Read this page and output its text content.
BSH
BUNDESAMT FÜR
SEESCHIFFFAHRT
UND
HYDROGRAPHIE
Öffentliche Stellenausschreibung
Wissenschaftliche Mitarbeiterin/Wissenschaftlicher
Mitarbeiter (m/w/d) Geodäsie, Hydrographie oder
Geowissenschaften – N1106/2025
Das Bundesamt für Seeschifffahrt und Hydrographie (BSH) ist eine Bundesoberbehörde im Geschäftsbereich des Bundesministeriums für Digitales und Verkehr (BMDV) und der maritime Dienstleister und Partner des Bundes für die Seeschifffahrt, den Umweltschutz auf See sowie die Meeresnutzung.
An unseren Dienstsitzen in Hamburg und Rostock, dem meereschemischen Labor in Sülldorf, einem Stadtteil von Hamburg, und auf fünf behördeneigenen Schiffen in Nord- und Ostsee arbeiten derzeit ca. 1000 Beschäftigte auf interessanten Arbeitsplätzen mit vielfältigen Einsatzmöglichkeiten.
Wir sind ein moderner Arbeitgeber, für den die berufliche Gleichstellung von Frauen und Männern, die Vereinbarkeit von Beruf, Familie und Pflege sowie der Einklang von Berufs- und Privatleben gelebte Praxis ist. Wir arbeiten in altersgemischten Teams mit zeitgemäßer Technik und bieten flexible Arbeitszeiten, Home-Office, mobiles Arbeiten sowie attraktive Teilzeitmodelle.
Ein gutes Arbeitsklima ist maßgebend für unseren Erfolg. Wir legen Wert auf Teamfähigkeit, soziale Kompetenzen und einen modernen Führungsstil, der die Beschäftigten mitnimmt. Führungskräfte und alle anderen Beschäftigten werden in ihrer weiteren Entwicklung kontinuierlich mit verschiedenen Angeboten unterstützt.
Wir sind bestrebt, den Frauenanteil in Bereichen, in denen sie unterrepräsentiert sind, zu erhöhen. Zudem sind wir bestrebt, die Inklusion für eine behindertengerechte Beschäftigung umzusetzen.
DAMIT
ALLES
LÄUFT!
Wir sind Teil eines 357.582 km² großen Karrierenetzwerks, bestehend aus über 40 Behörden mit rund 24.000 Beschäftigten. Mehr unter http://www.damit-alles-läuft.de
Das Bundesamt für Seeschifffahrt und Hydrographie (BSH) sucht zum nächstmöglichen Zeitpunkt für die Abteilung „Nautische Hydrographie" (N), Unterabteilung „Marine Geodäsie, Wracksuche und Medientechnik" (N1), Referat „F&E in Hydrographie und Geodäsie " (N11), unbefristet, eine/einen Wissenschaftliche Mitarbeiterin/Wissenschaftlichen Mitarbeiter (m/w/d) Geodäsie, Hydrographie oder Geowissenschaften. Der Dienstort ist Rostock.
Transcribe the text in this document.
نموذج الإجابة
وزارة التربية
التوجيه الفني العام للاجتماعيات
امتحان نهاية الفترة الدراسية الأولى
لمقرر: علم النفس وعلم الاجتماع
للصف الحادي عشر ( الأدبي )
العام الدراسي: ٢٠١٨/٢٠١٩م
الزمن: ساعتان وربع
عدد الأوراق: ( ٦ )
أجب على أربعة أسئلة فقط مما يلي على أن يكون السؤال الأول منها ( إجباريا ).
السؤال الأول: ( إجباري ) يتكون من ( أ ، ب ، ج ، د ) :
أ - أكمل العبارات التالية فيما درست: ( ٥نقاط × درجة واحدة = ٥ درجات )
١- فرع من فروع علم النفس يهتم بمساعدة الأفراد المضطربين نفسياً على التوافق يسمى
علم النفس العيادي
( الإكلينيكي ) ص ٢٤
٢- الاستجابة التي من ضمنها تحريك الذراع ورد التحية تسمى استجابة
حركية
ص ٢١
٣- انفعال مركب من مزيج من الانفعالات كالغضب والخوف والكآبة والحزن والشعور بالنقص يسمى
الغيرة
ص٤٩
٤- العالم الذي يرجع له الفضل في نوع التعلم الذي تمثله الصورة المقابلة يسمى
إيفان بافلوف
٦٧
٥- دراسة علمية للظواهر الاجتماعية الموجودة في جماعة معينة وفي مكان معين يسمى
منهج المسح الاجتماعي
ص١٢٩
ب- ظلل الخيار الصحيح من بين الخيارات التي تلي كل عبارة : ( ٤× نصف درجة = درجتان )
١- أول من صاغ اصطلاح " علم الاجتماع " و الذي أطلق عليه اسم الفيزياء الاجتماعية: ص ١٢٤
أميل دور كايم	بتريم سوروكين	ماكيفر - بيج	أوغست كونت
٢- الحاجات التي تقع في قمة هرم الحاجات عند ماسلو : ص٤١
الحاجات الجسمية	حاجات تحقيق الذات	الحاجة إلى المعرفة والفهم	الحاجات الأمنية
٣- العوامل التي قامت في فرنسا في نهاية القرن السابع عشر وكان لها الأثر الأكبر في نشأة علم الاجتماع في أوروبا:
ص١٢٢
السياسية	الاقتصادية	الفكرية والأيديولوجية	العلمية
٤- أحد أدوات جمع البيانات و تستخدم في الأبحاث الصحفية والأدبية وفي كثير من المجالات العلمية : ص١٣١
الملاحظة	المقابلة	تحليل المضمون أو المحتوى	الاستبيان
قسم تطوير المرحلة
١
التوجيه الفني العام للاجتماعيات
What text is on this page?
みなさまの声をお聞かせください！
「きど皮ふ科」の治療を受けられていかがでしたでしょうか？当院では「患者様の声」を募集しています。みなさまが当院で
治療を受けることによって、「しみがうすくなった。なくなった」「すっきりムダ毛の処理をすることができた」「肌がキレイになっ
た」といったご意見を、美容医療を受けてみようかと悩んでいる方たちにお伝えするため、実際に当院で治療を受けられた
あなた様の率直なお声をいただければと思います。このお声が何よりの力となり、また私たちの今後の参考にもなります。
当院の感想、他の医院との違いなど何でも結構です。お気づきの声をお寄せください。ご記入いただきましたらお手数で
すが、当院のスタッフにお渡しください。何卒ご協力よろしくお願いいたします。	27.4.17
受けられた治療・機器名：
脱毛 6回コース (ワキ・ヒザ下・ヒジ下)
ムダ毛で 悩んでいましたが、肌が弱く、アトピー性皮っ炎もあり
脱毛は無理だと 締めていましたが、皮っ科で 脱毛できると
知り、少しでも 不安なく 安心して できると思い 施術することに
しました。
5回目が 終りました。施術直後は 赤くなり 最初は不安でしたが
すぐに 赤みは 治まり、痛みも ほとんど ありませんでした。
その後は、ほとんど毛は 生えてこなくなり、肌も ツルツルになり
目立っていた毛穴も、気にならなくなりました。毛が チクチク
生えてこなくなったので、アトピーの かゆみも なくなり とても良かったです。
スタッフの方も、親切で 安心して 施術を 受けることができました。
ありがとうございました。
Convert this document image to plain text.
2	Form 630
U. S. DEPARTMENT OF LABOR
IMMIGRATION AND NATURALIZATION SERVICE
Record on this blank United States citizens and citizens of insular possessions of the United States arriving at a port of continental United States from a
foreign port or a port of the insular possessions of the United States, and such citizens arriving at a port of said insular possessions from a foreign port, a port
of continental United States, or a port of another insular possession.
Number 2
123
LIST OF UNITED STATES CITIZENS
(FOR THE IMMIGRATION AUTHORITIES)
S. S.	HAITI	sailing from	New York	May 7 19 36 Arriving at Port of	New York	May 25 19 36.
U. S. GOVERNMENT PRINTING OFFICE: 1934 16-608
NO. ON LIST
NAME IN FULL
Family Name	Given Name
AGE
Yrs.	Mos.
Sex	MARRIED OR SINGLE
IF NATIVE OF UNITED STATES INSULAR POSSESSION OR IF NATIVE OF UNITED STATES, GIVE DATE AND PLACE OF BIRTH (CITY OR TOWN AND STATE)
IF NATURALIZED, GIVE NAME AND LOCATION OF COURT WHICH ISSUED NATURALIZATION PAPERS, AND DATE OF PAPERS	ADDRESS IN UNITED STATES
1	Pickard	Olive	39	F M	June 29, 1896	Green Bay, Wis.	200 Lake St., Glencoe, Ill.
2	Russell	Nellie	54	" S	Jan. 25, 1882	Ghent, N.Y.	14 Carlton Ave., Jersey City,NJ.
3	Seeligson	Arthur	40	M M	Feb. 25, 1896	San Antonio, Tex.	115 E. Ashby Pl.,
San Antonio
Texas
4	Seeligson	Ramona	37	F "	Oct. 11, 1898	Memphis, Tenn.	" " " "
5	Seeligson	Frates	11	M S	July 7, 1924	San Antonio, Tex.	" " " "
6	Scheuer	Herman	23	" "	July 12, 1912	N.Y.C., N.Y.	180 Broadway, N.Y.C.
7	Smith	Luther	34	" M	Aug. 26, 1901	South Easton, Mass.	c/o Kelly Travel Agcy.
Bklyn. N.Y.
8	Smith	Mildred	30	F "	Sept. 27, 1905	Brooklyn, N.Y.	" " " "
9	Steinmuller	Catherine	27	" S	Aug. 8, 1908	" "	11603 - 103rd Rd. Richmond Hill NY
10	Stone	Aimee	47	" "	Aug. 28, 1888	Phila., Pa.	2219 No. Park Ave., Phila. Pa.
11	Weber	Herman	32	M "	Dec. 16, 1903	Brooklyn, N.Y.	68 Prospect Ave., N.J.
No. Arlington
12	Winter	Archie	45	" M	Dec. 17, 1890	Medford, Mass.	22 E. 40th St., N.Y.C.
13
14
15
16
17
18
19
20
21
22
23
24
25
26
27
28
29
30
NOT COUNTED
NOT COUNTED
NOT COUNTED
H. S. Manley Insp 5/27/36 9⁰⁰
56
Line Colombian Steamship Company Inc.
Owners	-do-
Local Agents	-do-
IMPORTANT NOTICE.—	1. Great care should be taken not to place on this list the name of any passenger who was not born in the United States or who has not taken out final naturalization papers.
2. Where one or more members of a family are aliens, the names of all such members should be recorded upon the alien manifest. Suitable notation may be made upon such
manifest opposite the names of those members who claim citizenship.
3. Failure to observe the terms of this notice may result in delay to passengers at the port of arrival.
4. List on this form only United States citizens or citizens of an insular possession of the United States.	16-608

◆ ◆ ◆ ◆ ◆

Examine the records and pull out every line where the string "members" occurs.

2. Where one or more members of a family are aliens, the names of all such members should be recorded upon the alien manifest. Suitable notation may be made upon such
manifest opposite the names of those members who claim citizenship.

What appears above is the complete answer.